** Document extract **
Examinee Report with Scaffolding and a Few Numbers

Sample Report: This report is intended to be interactive but there is a limit to what I can do in this platform. You need to have this in hand to make sense of what I am about to say.

PDF Version of what I am about to say: New Report

The sample report is hardly the be all and end all of examinee reports. It would probably make any graphics designer cry but it does have the important elements: identification, results, details, and discussion. While I have crammed it on to one 8.5×11 page, it highest and best incarnation would be interactive. The first block is the minimum, which would be enough to satisfy some certifying organizations if not the psychometricians. The remaining information could be retrieved en masse for the old pros or element by element to avoid overwhelming more timid data analysts. All (almost[1]) the examinee information needed to create the report[2] can be found in the vector of residuals: yni = xni pni.

Comments in the sample are intended to be illustrative of the type of comments that should be provided, more positive than negative, supportive not critical. They should enforce what is shown in the numbers and charts but should provide insights into things not necessarily obvious, but suggestive of what one should be considering. Real educators in the real situation will without doubt have better language and more insights.

There should also be pop-ups for definitions of terms and explanations of charts and calculations, for those who choose to go that route. I have hinted at the nature of those help functions in the endnotes of the report. The complete Help list should not be what I think needs explaining but should come from the questions and problems of real users.

There are many issues that I have not addressed. Most testing agencies will want to put some promotional or branding information on the screen or sheet. That should never include the contact information for the item writers or psychometricians, but can include the name of the governor or state superintendent for education. I have also omitted any discussion of more important issues like how to present longitudinal data, which should become more valuable, or how to deal with multiple content areas. There’s a limit to what will go on one page but that should not be a restriction in the 21st Century. Nor should the use of color graphics.

Discussion for the Non-Faint of Heart

This report was generated for a person taking a rather sloppy computer adaptive test, with 50 multiple choice items, and five item clusters, four with 10 or 11 items and one [E] with 8 items. One cluster [E] was manipulated to disadvantage this candidate. I call it rather sloppy because the items cover a four logit range and I doubt if I would have stopped the CAT with the person sitting right on the decision line. (Administering one more item at the 500-GRit level would have a 50% probability of dropping Ronald below the Competent line.) Nonetheless, plus and minus two logits is sufficiently narrow to make it unlikely that any individual responses will be very surprising, i.e., it is difficult to detect anomalies. Or maybe it excludes the possibility of anomalies happening. I’ll take the later position.

Reporting for a certification test, all you really need is the first block, the one with no numbers. It answers the question the candidate wants answered; in this case, the way the candidate wanted it answered. The psychometrician’s guild requires the second block, the one with the numbers, to give some sense of our confidence in the result. Neither of these blocks is very innovative.

To be at all practicable, the four paragraphs of text need to be generated by the computer but they aren’t complicated enough to require much intelligence, artificial or otherwise. The first paragraph, one sentence long, exists in two forms: the Congratulations version and the Sorry, not good enough version. Then they need to stick in the name, measure, and level variables and it’s good to go.

** Listings of boxed layout items **

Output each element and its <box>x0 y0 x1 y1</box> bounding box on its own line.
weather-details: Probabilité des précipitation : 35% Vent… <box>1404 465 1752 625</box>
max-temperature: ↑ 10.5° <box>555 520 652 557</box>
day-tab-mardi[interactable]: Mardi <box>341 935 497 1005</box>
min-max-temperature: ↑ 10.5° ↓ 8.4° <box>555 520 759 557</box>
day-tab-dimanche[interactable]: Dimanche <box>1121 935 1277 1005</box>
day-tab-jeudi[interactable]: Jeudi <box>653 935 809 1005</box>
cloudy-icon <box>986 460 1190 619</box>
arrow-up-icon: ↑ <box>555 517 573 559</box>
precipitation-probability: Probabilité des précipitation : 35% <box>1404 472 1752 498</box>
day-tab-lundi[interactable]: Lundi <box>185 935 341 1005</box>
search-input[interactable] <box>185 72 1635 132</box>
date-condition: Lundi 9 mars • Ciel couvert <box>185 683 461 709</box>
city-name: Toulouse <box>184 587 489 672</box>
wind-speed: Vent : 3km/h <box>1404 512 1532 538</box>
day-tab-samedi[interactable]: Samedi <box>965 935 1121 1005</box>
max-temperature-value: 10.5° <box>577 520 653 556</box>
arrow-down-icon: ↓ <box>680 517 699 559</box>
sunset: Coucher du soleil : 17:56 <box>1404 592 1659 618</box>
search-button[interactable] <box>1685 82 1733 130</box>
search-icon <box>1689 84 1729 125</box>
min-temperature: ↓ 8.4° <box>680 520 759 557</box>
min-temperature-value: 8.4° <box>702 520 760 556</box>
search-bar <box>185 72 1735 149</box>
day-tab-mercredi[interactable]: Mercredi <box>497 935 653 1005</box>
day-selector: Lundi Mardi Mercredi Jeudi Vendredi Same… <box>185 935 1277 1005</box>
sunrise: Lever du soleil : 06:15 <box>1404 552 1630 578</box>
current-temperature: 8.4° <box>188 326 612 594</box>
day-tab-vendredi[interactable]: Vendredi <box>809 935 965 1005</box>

** What the task requires **
Copy word for word the passage from the text on examinee reports above that opens with the words containing "Examinee Report with" and closes with "about to say.".

** Solution to the problem **
Examinee Report with Scaffolding and a Few Numbers

Sample Report: This report is intended to be interactive but there is a limit to what I can do in this platform. You need to have this in hand to make sense of what I am about to say.